Check each line of the records below and collect those that include the word "Крылова".
[start]
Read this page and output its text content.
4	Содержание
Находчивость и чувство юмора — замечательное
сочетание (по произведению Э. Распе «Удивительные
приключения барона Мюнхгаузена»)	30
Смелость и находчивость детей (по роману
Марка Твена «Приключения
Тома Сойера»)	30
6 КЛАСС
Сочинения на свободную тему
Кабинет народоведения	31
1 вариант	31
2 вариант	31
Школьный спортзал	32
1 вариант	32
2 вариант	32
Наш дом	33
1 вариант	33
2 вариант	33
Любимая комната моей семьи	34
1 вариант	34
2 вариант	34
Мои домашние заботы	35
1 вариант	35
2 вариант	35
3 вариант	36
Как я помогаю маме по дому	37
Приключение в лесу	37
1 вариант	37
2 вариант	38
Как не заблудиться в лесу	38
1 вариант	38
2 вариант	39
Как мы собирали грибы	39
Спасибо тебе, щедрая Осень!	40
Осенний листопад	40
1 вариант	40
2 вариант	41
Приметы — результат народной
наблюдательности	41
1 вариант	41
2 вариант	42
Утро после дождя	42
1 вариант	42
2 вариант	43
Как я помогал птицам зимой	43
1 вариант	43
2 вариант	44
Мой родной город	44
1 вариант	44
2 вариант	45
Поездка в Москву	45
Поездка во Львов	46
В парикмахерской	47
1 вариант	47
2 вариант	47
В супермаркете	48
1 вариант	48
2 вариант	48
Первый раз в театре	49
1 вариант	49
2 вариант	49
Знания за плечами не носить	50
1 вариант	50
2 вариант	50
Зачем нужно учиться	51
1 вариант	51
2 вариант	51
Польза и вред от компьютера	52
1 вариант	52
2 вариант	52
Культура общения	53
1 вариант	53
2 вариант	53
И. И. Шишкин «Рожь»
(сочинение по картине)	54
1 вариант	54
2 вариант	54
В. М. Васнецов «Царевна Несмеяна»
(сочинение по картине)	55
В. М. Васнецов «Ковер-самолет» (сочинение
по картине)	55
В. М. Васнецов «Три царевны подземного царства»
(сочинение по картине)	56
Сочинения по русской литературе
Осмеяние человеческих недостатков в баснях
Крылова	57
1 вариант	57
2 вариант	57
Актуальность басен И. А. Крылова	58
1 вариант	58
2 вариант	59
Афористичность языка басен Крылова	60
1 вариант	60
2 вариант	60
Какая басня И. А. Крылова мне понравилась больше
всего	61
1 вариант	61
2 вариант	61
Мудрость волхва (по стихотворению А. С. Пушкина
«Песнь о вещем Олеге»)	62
[end]
**THE RESPONSE:**
Крылова	57
Актуальность басен И. А. Крылова	58
Афористичность языка басен Крылова	60
Какая басня И. А. Крылова мне понравилась больше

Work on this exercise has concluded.